**GIVEN PROBLEM:** Report only the number of lines in this material that include "multiplication".

**PROVIDED DATA:**
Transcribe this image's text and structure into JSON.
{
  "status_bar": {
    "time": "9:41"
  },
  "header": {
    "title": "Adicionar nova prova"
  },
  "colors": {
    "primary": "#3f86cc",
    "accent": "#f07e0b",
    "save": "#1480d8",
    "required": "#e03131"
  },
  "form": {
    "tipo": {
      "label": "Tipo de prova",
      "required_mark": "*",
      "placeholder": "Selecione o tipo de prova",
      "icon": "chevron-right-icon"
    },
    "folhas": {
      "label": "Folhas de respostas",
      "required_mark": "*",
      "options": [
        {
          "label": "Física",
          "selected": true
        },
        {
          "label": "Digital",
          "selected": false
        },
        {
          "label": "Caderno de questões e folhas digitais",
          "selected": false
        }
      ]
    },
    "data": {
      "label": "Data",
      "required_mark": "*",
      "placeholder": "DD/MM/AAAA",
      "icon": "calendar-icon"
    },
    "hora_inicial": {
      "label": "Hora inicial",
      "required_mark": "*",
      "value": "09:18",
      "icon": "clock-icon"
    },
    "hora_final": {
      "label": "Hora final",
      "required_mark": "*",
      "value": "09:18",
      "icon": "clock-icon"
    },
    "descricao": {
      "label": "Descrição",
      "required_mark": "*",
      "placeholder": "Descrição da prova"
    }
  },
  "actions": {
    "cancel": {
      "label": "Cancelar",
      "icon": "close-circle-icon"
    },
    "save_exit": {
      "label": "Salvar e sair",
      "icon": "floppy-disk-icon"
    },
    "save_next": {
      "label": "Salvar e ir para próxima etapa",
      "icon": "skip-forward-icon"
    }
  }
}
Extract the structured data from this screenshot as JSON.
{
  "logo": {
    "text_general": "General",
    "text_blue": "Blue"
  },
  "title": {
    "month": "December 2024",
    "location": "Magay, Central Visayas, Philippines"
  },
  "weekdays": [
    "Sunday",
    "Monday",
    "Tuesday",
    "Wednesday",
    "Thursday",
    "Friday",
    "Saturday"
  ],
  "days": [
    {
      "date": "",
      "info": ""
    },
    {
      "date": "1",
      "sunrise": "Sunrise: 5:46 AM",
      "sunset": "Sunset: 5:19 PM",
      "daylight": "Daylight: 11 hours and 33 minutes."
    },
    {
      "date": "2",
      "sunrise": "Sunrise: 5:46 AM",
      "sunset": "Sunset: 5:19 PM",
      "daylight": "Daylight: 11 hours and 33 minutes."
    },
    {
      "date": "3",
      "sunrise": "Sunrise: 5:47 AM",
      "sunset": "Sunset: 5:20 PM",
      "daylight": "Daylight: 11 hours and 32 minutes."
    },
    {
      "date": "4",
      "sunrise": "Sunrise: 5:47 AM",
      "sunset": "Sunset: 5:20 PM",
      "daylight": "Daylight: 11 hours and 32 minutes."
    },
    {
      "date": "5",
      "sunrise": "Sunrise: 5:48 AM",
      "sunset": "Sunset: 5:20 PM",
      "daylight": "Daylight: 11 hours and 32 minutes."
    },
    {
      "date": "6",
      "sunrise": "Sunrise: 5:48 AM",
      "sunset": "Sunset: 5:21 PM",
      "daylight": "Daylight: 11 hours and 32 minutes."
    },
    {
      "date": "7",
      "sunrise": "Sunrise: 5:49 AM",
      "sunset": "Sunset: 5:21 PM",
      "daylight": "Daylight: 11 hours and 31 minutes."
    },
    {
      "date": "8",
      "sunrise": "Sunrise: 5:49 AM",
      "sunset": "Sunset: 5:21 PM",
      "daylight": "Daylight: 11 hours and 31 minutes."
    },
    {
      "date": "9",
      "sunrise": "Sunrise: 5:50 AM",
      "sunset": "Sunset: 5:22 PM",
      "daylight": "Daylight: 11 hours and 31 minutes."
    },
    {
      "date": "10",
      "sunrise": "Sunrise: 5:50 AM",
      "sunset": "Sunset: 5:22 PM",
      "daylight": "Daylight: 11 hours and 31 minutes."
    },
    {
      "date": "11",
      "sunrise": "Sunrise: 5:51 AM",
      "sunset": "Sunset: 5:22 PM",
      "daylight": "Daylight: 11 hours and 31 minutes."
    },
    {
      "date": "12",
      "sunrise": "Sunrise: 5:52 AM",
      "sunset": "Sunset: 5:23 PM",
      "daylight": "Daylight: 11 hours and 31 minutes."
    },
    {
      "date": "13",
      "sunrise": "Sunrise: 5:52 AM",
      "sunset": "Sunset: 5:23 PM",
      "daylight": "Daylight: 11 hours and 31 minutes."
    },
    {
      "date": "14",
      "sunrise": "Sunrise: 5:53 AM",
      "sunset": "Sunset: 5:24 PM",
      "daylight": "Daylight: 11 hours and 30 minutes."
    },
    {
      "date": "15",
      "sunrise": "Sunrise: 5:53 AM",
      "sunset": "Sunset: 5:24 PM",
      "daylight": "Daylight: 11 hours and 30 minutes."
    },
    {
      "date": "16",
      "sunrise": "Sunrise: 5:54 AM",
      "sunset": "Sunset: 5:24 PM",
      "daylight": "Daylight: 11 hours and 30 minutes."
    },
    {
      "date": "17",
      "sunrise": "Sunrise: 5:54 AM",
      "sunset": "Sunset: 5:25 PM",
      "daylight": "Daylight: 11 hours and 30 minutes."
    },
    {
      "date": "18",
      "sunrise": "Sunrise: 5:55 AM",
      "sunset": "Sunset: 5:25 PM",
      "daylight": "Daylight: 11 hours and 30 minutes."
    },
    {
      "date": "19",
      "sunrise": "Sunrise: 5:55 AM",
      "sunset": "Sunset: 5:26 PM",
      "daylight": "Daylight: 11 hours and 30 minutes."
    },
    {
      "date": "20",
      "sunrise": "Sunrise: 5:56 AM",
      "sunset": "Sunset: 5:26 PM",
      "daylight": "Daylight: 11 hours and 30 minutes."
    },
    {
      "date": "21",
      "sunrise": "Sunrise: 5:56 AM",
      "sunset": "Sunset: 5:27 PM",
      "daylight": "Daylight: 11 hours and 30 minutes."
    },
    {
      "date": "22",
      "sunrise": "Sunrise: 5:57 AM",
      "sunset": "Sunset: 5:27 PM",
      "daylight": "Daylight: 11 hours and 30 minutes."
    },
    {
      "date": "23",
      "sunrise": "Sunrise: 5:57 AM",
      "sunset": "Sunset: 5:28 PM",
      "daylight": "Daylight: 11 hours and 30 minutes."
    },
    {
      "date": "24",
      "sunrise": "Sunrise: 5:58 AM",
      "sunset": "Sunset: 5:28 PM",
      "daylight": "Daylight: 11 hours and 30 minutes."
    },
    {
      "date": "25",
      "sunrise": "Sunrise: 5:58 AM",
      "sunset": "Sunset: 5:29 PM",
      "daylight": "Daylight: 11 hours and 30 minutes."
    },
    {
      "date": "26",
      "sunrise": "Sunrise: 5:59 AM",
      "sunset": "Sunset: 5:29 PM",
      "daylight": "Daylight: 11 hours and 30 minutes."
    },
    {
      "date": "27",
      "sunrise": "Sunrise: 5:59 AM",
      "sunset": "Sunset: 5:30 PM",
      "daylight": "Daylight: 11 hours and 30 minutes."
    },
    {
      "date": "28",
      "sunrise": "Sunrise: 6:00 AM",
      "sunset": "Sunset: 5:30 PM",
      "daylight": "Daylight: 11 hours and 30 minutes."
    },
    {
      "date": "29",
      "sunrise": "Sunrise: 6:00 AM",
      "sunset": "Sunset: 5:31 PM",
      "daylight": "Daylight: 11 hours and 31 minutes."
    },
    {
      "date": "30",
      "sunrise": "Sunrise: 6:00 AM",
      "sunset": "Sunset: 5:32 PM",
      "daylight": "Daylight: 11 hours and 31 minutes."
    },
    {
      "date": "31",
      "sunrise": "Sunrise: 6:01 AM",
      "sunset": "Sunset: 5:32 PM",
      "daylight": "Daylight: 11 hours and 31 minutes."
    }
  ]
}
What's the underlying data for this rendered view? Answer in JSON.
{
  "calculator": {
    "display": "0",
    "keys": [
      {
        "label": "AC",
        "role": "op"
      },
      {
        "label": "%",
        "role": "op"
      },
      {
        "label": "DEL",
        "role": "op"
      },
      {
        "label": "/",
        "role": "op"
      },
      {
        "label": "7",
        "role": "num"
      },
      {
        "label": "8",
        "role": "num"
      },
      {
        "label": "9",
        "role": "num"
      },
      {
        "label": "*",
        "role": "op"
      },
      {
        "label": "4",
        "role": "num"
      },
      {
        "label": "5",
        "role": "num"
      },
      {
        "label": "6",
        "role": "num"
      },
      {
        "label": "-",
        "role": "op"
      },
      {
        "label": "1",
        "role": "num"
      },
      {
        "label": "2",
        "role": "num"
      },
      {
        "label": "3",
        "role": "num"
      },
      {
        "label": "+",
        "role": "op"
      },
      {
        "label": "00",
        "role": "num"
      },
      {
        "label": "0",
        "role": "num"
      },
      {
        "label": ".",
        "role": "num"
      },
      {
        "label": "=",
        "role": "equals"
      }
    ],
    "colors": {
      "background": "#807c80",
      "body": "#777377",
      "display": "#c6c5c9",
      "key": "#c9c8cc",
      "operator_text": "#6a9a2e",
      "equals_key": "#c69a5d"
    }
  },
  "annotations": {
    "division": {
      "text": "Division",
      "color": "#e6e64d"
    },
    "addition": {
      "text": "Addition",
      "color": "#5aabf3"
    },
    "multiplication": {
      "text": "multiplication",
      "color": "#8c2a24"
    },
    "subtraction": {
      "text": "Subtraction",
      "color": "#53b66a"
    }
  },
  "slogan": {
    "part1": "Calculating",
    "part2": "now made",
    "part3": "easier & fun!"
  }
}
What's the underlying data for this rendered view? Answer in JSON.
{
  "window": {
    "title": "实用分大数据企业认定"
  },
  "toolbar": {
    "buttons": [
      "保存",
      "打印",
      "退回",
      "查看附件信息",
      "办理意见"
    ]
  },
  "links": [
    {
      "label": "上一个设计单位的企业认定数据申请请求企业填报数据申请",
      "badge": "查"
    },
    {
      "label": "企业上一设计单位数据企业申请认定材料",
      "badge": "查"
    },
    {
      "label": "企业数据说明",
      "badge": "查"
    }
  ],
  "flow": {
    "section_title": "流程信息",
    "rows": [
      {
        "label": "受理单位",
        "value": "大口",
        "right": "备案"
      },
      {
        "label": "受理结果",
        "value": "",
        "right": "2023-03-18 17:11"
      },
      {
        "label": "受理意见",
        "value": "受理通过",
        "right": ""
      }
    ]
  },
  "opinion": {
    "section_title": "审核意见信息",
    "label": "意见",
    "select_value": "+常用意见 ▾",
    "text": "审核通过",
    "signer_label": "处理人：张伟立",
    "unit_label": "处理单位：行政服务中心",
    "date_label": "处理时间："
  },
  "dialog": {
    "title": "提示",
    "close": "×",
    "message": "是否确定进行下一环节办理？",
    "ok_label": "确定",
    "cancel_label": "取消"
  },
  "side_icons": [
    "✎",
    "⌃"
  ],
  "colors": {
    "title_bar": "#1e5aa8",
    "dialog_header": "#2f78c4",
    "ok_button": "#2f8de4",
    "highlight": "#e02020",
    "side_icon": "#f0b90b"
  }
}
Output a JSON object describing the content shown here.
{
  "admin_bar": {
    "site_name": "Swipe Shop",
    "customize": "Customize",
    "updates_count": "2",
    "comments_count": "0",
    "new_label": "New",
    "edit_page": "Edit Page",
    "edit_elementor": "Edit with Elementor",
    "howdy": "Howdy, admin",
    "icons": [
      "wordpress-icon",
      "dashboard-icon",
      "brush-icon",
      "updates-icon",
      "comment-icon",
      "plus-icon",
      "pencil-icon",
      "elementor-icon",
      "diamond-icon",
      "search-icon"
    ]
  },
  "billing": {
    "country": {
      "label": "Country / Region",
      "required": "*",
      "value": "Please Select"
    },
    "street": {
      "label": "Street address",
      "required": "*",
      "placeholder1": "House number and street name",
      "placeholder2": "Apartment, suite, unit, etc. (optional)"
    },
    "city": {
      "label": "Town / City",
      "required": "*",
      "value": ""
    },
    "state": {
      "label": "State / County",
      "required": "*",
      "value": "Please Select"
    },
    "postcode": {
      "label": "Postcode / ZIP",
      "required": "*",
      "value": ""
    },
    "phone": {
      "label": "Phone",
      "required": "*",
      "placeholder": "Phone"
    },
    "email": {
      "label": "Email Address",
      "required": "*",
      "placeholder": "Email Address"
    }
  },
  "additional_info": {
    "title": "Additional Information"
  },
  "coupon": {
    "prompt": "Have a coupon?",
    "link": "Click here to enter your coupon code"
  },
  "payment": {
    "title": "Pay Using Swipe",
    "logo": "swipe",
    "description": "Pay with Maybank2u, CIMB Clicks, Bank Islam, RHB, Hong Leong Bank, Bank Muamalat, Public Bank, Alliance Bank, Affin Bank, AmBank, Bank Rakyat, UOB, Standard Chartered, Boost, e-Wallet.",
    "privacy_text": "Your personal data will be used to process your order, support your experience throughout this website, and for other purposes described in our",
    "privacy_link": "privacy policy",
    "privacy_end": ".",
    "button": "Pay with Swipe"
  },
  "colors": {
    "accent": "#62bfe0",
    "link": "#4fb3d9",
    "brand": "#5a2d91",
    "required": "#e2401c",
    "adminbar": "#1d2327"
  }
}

**WORKED SOLUTION:** 2